Go through the records below line by line. Count the lines with "Conic" and give the count alone.

## Dataset extract
————————

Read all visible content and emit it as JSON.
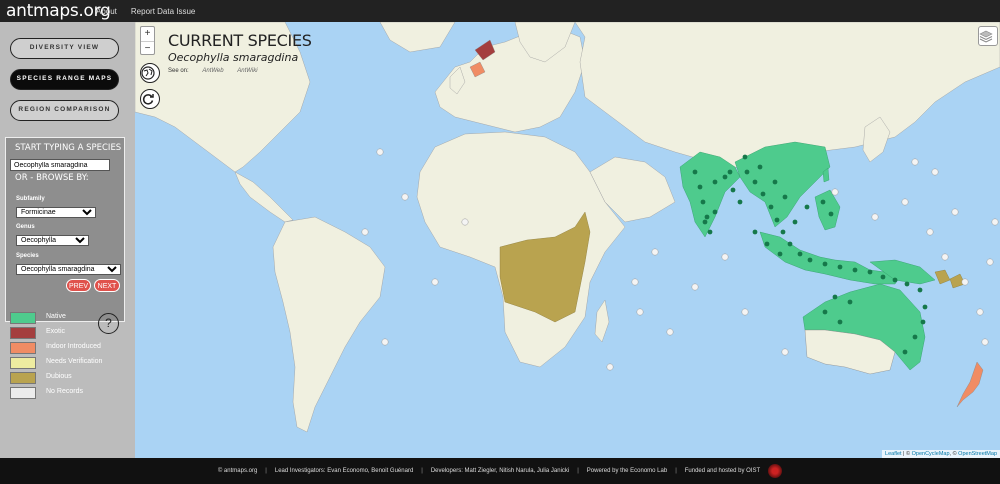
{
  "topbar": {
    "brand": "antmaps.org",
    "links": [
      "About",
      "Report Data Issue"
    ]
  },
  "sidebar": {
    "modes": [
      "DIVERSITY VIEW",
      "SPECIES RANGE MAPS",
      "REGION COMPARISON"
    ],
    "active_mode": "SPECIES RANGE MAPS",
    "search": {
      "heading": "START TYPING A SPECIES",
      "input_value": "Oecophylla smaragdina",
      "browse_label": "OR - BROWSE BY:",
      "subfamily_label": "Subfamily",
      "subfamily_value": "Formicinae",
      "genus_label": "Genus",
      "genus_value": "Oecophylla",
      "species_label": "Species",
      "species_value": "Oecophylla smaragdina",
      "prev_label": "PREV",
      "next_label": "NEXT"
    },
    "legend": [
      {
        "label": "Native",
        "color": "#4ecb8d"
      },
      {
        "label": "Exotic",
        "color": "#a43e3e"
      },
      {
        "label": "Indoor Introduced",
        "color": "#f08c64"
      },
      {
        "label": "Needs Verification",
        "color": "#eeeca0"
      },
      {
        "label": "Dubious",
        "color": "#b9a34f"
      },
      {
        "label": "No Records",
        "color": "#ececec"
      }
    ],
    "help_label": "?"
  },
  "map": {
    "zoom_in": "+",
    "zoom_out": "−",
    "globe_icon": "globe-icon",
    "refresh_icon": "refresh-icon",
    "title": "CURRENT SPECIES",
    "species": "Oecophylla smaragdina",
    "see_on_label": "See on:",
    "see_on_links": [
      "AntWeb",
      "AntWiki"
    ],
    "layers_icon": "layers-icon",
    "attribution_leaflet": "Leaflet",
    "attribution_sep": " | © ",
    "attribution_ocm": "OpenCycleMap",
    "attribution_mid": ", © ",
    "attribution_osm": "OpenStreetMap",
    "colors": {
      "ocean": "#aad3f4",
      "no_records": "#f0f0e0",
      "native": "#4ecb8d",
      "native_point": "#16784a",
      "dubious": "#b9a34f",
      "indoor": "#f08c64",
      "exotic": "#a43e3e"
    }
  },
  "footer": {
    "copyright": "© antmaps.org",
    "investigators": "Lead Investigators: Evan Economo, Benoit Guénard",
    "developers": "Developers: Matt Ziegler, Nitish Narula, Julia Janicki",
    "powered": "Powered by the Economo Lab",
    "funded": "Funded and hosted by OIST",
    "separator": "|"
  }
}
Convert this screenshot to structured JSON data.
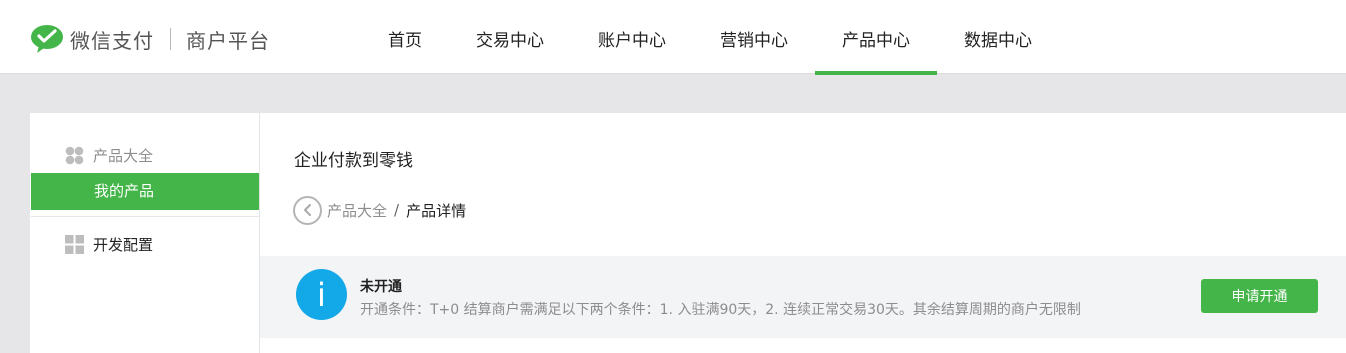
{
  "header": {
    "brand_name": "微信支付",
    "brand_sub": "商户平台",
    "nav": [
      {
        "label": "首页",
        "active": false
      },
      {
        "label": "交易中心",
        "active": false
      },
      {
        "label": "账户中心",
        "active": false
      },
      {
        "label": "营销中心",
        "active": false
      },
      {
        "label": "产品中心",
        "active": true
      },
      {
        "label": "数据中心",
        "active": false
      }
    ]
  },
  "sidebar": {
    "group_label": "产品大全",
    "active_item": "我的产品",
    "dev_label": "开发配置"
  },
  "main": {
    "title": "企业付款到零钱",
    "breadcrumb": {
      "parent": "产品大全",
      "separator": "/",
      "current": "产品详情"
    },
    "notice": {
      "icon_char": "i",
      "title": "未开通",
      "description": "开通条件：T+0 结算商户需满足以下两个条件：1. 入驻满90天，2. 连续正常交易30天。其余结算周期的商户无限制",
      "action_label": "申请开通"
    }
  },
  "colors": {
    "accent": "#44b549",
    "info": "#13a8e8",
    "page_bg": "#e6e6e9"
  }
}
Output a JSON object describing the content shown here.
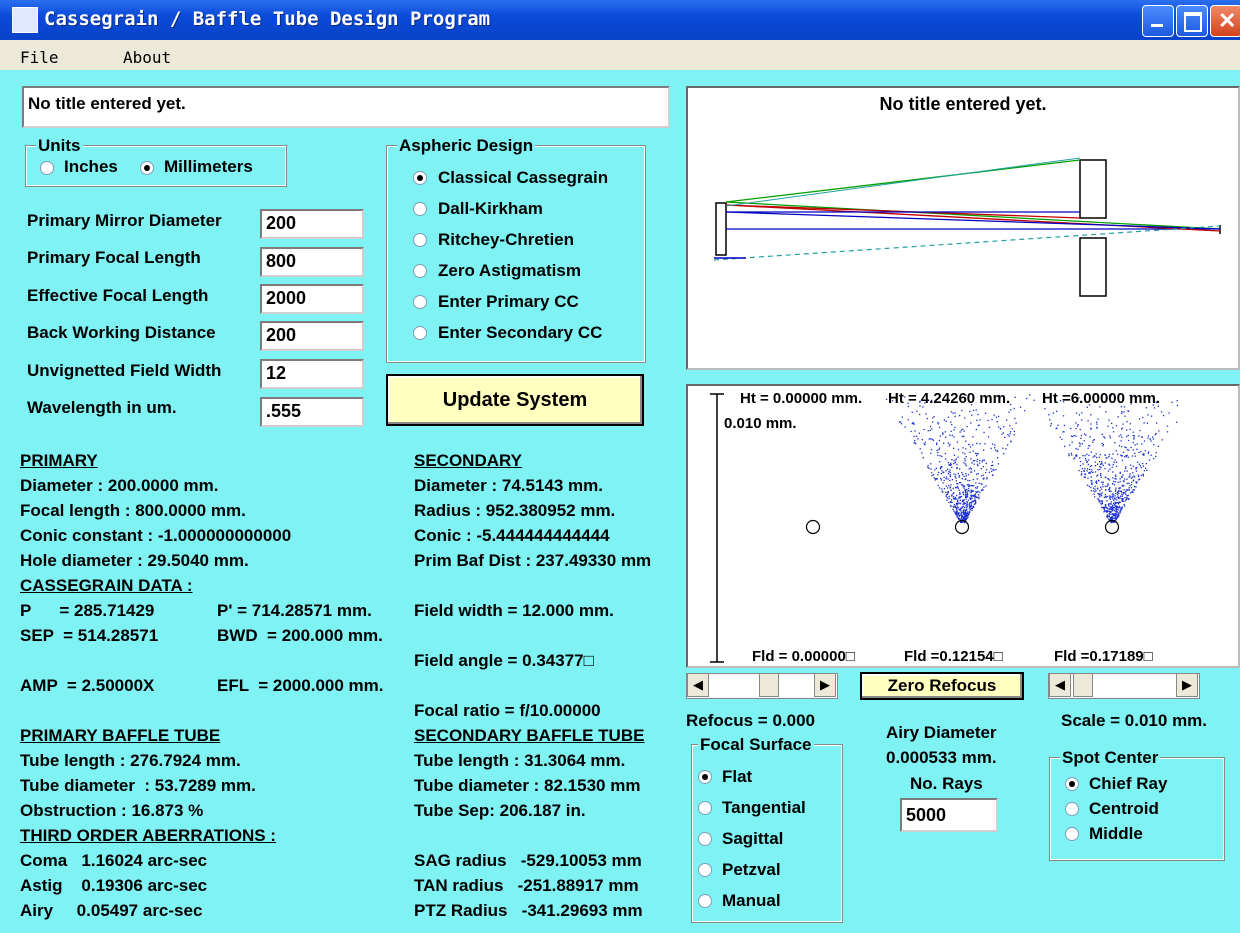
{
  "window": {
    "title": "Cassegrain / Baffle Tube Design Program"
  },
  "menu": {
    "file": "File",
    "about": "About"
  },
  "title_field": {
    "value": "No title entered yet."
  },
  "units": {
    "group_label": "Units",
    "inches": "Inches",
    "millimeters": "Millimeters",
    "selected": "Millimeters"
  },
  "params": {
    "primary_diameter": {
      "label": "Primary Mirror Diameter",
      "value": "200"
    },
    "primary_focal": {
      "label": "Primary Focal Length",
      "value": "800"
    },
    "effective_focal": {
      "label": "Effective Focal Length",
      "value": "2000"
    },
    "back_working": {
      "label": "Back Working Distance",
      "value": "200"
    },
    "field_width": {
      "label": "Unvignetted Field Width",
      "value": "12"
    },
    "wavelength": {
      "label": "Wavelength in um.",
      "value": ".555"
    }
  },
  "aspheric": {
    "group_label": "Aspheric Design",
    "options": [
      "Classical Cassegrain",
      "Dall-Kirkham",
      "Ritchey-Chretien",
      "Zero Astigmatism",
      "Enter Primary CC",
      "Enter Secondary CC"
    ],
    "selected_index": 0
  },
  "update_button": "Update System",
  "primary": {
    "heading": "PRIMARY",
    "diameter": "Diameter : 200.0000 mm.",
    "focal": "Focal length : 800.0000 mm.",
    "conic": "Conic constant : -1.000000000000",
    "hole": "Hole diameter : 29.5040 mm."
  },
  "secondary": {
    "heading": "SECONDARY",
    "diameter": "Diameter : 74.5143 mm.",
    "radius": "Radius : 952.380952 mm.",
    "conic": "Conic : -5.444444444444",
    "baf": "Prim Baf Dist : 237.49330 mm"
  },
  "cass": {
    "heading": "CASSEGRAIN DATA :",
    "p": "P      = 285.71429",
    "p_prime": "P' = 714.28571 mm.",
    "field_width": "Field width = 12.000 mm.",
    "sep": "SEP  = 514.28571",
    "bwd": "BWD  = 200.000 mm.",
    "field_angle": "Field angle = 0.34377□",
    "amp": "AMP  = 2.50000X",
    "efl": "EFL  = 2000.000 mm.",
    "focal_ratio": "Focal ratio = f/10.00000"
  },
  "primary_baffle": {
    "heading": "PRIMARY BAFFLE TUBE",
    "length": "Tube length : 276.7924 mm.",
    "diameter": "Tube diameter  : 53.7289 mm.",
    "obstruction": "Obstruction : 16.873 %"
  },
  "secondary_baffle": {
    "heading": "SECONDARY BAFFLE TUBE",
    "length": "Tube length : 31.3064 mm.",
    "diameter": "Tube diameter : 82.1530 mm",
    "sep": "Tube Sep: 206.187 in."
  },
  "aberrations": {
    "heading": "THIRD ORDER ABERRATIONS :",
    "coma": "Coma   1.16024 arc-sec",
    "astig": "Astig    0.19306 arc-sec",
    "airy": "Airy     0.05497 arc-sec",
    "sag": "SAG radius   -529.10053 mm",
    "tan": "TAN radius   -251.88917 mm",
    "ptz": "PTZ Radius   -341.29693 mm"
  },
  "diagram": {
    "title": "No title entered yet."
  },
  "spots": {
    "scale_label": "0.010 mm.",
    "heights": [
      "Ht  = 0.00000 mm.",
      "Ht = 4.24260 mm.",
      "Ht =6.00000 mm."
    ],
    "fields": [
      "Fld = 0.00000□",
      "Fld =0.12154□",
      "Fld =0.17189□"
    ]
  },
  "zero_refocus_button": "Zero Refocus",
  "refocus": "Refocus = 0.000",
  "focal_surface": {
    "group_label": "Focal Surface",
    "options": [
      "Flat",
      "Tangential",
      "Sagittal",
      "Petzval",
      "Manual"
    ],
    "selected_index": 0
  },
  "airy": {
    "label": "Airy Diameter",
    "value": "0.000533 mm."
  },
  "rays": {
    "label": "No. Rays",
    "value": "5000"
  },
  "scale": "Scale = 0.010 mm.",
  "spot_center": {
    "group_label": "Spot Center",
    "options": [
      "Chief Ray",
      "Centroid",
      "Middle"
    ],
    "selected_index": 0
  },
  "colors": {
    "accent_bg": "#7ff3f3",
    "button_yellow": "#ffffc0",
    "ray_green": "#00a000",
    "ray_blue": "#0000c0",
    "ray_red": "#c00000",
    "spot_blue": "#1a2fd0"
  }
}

————————

## Worked answer
2